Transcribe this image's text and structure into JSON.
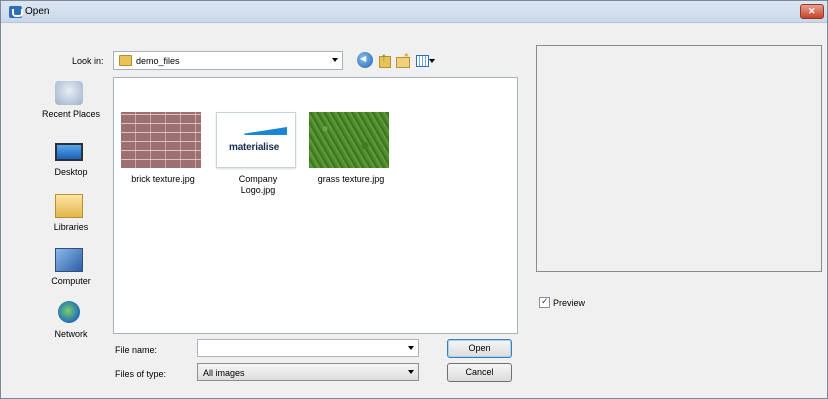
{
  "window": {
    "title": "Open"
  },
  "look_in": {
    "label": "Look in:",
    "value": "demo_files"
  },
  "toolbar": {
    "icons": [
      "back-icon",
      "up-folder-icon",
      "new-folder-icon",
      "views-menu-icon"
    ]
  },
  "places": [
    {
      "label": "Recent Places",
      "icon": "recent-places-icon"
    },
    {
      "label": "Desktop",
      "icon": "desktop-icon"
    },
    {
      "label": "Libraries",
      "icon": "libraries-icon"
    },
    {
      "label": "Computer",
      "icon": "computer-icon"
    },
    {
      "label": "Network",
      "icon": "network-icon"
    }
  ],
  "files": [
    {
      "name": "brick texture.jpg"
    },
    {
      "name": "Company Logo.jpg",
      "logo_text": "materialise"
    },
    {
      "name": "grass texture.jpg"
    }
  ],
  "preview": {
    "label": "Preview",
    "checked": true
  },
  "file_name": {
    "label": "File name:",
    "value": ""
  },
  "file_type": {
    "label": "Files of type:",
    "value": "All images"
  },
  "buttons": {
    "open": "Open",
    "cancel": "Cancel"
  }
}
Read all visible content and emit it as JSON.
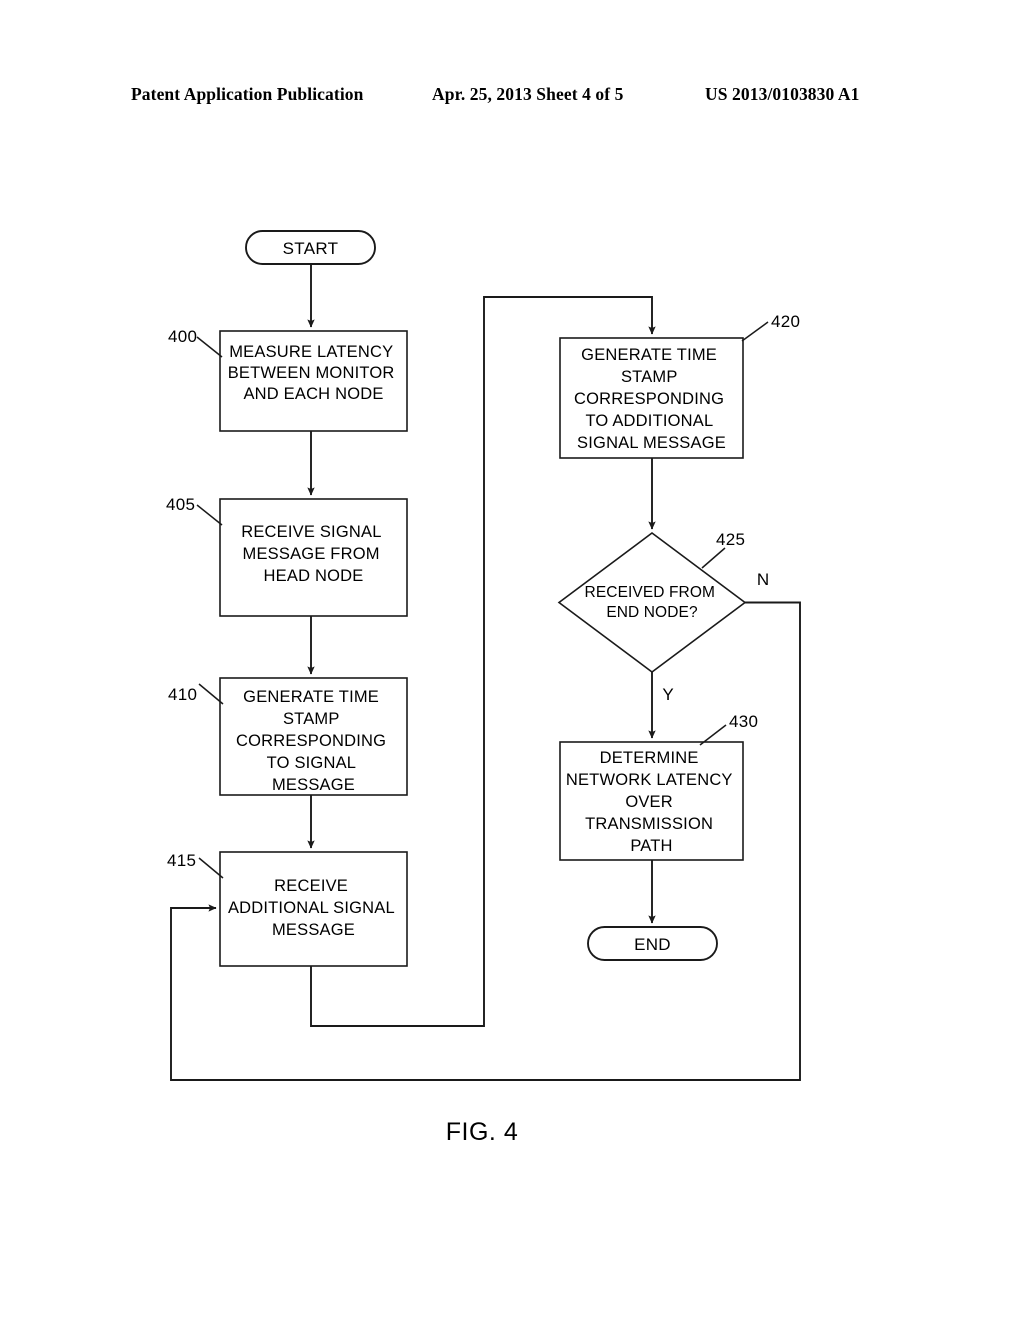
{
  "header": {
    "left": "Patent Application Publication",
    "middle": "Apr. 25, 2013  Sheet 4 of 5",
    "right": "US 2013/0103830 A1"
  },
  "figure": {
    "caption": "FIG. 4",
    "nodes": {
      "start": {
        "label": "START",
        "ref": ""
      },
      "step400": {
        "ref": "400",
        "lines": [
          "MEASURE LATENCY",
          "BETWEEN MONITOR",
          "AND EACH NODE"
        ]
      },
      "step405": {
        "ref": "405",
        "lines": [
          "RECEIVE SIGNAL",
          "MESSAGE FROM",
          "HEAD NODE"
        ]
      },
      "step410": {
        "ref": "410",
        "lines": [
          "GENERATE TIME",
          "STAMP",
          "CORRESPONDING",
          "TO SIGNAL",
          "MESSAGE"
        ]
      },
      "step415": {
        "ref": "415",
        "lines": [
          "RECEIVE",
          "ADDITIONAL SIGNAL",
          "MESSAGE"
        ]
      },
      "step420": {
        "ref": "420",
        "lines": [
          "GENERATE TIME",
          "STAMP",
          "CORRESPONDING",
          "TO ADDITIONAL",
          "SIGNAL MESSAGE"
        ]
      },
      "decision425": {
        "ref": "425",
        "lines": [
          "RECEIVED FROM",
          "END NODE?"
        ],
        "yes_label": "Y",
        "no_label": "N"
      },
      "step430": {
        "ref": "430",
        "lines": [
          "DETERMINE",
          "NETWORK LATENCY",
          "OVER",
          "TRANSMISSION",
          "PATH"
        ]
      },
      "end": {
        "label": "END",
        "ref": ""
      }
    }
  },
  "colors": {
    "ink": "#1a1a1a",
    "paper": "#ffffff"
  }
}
______
Short exercise ->
Omit the pictures. Output every record above word for word.

Solution ->
Transcribe this image's text and structure into JSON.
{
  "window": {
    "title": "Open"
  },
  "look_in": {
    "label": "Look in:",
    "value": "demo_files"
  },
  "toolbar": {
    "icons": [
      "back-icon",
      "up-folder-icon",
      "new-folder-icon",
      "views-menu-icon"
    ]
  },
  "places": [
    {
      "label": "Recent Places",
      "icon": "recent-places-icon"
    },
    {
      "label": "Desktop",
      "icon": "desktop-icon"
    },
    {
      "label": "Libraries",
      "icon": "libraries-icon"
    },
    {
      "label": "Computer",
      "icon": "computer-icon"
    },
    {
      "label": "Network",
      "icon": "network-icon"
    }
  ],
  "files": [
    {
      "name": "brick texture.jpg"
    },
    {
      "name": "Company Logo.jpg",
      "logo_text": "materialise"
    },
    {
      "name": "grass texture.jpg"
    }
  ],
  "preview": {
    "label": "Preview",
    "checked": true
  },
  "file_name": {
    "label": "File name:",
    "value": ""
  },
  "file_type": {
    "label": "Files of type:",
    "value": "All images"
  },
  "buttons": {
    "open": "Open",
    "cancel": "Cancel"
  }
}
Read all visible content and emit it as JSON.
{
  "header": {
    "left": "Patent Application Publication",
    "middle": "Apr. 25, 2013  Sheet 4 of 5",
    "right": "US 2013/0103830 A1"
  },
  "figure": {
    "caption": "FIG. 4",
    "nodes": {
      "start": {
        "label": "START",
        "ref": ""
      },
      "step400": {
        "ref": "400",
        "lines": [
          "MEASURE LATENCY",
          "BETWEEN MONITOR",
          "AND EACH NODE"
        ]
      },
      "step405": {
        "ref": "405",
        "lines": [
          "RECEIVE SIGNAL",
          "MESSAGE FROM",
          "HEAD NODE"
        ]
      },
      "step410": {
        "ref": "410",
        "lines": [
          "GENERATE TIME",
          "STAMP",
          "CORRESPONDING",
          "TO SIGNAL",
          "MESSAGE"
        ]
      },
      "step415": {
        "ref": "415",
        "lines": [
          "RECEIVE",
          "ADDITIONAL SIGNAL",
          "MESSAGE"
        ]
      },
      "step420": {
        "ref": "420",
        "lines": [
          "GENERATE TIME",
          "STAMP",
          "CORRESPONDING",
          "TO ADDITIONAL",
          "SIGNAL MESSAGE"
        ]
      },
      "decision425": {
        "ref": "425",
        "lines": [
          "RECEIVED FROM",
          "END NODE?"
        ],
        "yes_label": "Y",
        "no_label": "N"
      },
      "step430": {
        "ref": "430",
        "lines": [
          "DETERMINE",
          "NETWORK LATENCY",
          "OVER",
          "TRANSMISSION",
          "PATH"
        ]
      },
      "end": {
        "label": "END",
        "ref": ""
      }
    }
  },
  "colors": {
    "ink": "#1a1a1a",
    "paper": "#ffffff"
  }
}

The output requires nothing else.